■ 本文抜粋:
....................
谷桃子バレエ団「貴女の人生に、“Bravo”」谷桃子追悼公演 2016

標記公演を見た(9月23日 めぐろパーシモン大ホール)。バレエ団創立者でプリマ・バレリーナだった谷桃子は、昨年4月26日に94歳の生涯を閉じた。前年の8月26日には、厚い信頼で結ばれた舞台パートナー、小林恭を失っている(享年83歳)。葬儀で、声を振り絞るようにして弔辞を述べた谷の姿が、今でも思い出される(葬儀場には、谷と同じ年の10月3日に逝去された藤井修治氏の姿もあった)。
プログラムは、谷振付の『ラプソディ』、『瀕死の白鳥』、『リゼット』、伊藤範子振付の『追憶』、『ジゼル』第2幕(谷桃子版)の5作。創作が2本入った点に、古典と創作を両輪に活動してきたバレエ団の特徴が表れている。伊地知優子氏の言葉、「谷桃子の豊かな表現力は、天性の素質に加え、現代舞踊から入った舞踊歴にも起因するように思います。」(プログラム掲載文)は示唆的だった。谷の出自と、バレエ団から多くの振付家が輩出されたことは、無関係ではないと思う。
....................
■ 設問:
谷桃子追悼公演についての本文によると、筆者はこの公演をいつ、どこで見ましたか。

■ レイアウト要素の項目:
....................
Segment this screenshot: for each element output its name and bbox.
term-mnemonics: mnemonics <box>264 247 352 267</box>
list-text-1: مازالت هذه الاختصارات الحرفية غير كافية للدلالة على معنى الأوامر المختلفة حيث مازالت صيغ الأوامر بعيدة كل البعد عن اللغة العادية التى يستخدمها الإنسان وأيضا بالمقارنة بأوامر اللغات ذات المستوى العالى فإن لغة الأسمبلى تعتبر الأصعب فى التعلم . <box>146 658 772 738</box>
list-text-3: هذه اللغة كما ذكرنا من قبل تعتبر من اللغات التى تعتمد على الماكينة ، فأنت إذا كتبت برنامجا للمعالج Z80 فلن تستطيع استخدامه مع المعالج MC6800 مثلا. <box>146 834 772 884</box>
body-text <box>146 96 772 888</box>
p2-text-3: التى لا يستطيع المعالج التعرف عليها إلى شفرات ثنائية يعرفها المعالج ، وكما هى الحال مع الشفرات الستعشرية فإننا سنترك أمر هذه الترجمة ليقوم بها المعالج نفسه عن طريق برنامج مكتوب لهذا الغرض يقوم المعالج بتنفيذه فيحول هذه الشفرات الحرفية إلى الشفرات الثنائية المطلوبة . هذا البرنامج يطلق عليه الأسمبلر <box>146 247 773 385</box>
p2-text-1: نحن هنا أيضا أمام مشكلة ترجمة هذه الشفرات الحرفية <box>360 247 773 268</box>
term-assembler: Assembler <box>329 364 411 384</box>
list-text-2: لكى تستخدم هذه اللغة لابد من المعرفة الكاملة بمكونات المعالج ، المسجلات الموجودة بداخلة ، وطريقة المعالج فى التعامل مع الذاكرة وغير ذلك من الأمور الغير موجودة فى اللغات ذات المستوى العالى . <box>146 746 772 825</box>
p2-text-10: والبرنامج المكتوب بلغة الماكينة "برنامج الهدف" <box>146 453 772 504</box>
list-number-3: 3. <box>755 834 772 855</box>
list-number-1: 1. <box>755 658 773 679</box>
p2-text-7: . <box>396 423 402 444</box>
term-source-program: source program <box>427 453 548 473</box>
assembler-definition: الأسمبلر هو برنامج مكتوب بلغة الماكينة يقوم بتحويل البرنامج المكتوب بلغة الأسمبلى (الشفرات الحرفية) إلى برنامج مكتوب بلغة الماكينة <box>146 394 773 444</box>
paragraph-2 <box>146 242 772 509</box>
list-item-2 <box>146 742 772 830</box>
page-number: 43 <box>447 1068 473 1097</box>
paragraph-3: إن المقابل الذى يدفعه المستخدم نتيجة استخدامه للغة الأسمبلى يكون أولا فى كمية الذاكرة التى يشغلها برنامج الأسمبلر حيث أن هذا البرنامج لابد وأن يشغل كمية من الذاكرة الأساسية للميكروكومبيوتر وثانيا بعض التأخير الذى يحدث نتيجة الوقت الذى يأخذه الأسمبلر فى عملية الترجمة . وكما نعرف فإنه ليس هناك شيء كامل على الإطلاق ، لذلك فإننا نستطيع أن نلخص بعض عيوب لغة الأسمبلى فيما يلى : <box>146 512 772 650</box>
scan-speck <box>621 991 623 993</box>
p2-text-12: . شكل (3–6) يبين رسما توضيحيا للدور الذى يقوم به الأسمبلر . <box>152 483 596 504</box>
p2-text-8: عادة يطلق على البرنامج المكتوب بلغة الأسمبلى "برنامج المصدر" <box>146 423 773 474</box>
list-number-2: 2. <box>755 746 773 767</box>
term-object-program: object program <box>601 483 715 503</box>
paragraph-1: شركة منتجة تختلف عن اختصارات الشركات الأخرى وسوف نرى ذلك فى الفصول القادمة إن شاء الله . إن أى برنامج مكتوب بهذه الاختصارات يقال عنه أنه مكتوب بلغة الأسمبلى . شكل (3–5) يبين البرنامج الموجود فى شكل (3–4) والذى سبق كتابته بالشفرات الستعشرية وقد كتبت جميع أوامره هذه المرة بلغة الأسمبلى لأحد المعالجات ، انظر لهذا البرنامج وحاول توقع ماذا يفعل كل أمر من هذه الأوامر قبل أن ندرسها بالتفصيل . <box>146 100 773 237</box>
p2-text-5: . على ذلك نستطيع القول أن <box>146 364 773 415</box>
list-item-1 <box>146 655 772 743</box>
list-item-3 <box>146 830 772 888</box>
....................
■ 解答:
9月23日に、めぐろパーシモン大ホールで見ました。